-- Begin --
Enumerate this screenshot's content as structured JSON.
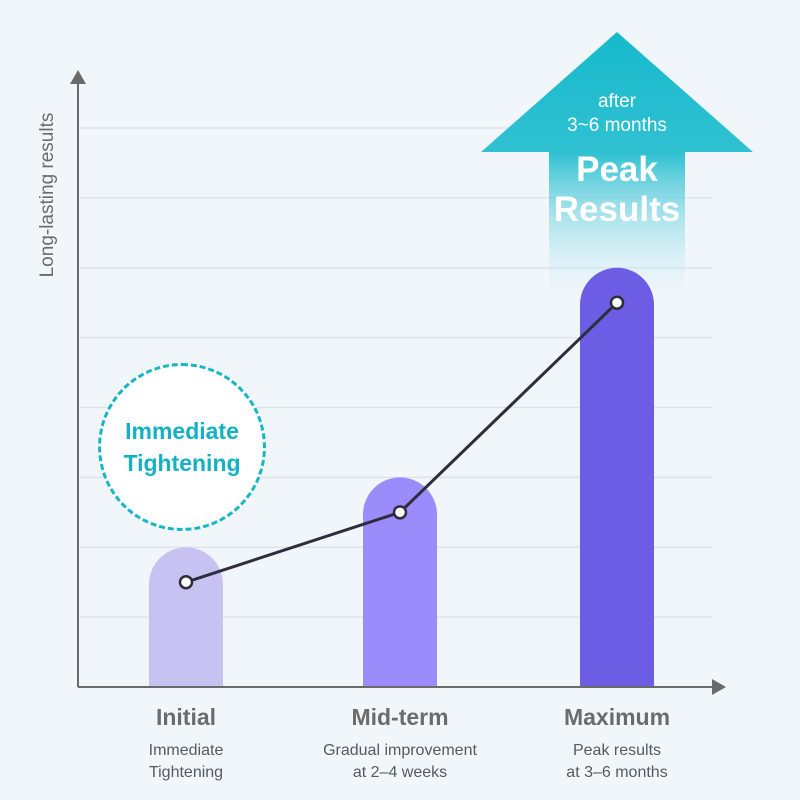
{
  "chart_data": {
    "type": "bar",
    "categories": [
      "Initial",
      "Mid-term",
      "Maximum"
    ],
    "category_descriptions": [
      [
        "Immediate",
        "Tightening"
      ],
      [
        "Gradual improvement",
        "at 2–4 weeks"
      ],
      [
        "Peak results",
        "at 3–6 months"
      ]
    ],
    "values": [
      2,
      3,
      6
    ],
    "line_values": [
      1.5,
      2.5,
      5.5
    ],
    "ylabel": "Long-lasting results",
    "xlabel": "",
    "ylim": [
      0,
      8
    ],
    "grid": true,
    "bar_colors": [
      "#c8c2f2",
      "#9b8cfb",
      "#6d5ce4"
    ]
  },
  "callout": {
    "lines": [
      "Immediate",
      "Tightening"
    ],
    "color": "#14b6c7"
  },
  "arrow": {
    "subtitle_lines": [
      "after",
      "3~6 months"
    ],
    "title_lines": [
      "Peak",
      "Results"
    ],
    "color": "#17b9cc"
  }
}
-- End --
▶ **TASK OBJECTIVE**
Would you set down the listing exactly, omitting pictures?

▶ **FULL SOLUTION**
Enumerate this screenshot's content as structured JSON.
{
  "chart_data": {
    "type": "bar",
    "categories": [
      "Initial",
      "Mid-term",
      "Maximum"
    ],
    "category_descriptions": [
      [
        "Immediate",
        "Tightening"
      ],
      [
        "Gradual improvement",
        "at 2–4 weeks"
      ],
      [
        "Peak results",
        "at 3–6 months"
      ]
    ],
    "values": [
      2,
      3,
      6
    ],
    "line_values": [
      1.5,
      2.5,
      5.5
    ],
    "ylabel": "Long-lasting results",
    "xlabel": "",
    "ylim": [
      0,
      8
    ],
    "grid": true,
    "bar_colors": [
      "#c8c2f2",
      "#9b8cfb",
      "#6d5ce4"
    ]
  },
  "callout": {
    "lines": [
      "Immediate",
      "Tightening"
    ],
    "color": "#14b6c7"
  },
  "arrow": {
    "subtitle_lines": [
      "after",
      "3~6 months"
    ],
    "title_lines": [
      "Peak",
      "Results"
    ],
    "color": "#17b9cc"
  }
}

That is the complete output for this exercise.